◆ **Source excerpt**:
Error reporting improvement for number operations; added power operator

include/musique.hh

@@ -184,6 +184,16 @@ namespace errors
 		} type;
 	};
 
+	struct Arithmetic
+	{
+		enum Type
+		{
+			Division_By_Zero,
+			Fractional_Modulo,
+			Unable_To_Calculate_Modular_Multiplicative_Inverse
+		} type;
+	};
+
 	/// Collection of messages that are considered internal and should not be printed to the end user.

◆ **Instruction 1**:
From the entries below, reproduce word for word every line from the one containing "menu-history[interactable]: History <box>114" through the one containing "select-site-col[interactable] <box>32 407", including both of those lines.

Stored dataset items

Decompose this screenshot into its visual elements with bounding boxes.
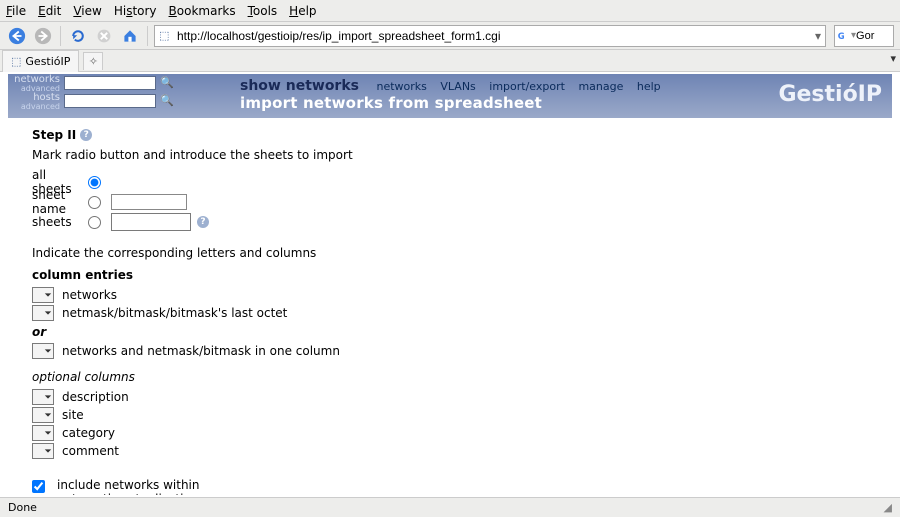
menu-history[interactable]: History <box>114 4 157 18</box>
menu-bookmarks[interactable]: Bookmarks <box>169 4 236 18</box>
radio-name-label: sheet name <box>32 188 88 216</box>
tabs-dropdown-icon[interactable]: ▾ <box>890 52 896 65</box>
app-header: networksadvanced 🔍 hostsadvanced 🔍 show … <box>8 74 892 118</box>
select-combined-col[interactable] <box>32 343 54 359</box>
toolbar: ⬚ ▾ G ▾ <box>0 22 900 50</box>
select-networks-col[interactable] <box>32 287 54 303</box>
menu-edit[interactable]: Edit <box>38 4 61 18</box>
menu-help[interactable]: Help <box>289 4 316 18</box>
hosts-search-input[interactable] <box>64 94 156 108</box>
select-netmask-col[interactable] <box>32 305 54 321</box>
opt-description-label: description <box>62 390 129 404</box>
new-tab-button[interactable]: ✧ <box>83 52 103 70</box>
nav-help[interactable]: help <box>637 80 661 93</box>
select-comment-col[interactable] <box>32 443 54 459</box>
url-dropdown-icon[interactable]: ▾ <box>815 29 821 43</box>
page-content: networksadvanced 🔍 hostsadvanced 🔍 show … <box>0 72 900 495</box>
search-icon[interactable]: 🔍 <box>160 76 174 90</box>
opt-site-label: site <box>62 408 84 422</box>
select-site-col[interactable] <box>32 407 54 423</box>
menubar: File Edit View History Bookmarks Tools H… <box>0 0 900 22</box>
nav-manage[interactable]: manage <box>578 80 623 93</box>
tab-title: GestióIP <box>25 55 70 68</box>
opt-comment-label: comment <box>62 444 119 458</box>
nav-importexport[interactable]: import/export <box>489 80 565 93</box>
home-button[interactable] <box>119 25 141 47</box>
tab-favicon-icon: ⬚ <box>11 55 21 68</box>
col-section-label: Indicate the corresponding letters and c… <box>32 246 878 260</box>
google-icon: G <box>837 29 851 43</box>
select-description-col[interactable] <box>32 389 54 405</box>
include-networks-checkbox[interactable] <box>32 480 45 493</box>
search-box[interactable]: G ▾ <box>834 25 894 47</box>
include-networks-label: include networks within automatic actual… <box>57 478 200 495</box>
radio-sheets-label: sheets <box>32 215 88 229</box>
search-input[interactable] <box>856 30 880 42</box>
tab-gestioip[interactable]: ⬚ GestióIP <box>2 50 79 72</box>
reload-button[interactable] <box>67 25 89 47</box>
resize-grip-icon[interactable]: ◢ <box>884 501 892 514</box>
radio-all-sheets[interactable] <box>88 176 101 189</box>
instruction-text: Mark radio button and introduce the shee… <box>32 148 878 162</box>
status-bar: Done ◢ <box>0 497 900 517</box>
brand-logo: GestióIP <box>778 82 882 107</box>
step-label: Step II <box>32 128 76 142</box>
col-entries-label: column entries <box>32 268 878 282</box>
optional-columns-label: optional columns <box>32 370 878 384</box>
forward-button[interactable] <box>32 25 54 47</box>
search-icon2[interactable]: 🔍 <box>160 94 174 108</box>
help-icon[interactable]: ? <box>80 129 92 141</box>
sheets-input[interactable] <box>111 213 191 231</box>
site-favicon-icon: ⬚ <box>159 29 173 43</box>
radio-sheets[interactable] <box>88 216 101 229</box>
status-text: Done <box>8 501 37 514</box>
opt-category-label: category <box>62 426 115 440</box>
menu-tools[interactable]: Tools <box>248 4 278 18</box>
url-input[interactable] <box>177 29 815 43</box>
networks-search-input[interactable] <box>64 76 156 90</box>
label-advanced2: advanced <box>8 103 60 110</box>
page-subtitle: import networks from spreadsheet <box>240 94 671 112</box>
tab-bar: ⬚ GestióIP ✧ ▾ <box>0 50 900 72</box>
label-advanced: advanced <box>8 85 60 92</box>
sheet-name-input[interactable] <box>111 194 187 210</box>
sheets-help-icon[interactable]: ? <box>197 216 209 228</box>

◆ **Instruction 2**:
Name every value listed in the Type enum of the Arithmetic struct in the code diff above.

◆ **Finished answer 1**:
menu-history[interactable]: History <box>114 4 157 18</box>
menu-bookmarks[interactable]: Bookmarks <box>169 4 236 18</box>
radio-name-label: sheet name <box>32 188 88 216</box>
tabs-dropdown-icon[interactable]: ▾ <box>890 52 896 65</box>
app-header: networksadvanced 🔍 hostsadvanced 🔍 show … <box>8 74 892 118</box>
select-combined-col[interactable] <box>32 343 54 359</box>
toolbar: ⬚ ▾ G ▾ <box>0 22 900 50</box>
select-networks-col[interactable] <box>32 287 54 303</box>
menu-edit[interactable]: Edit <box>38 4 61 18</box>
menu-help[interactable]: Help <box>289 4 316 18</box>
hosts-search-input[interactable] <box>64 94 156 108</box>
select-netmask-col[interactable] <box>32 305 54 321</box>
opt-description-label: description <box>62 390 129 404</box>
new-tab-button[interactable]: ✧ <box>83 52 103 70</box>
nav-help[interactable]: help <box>637 80 661 93</box>
select-comment-col[interactable] <box>32 443 54 459</box>
url-dropdown-icon[interactable]: ▾ <box>815 29 821 43</box>
page-content: networksadvanced 🔍 hostsadvanced 🔍 show … <box>0 72 900 495</box>
search-icon[interactable]: 🔍 <box>160 76 174 90</box>
opt-site-label: site <box>62 408 84 422</box>
select-site-col[interactable] <box>32 407 54 423</box>

◆ **Finished answer 2**:
Division_By_Zero
Fractional_Modulo
Unable_To_Calculate_Modular_Multiplicative_Inverse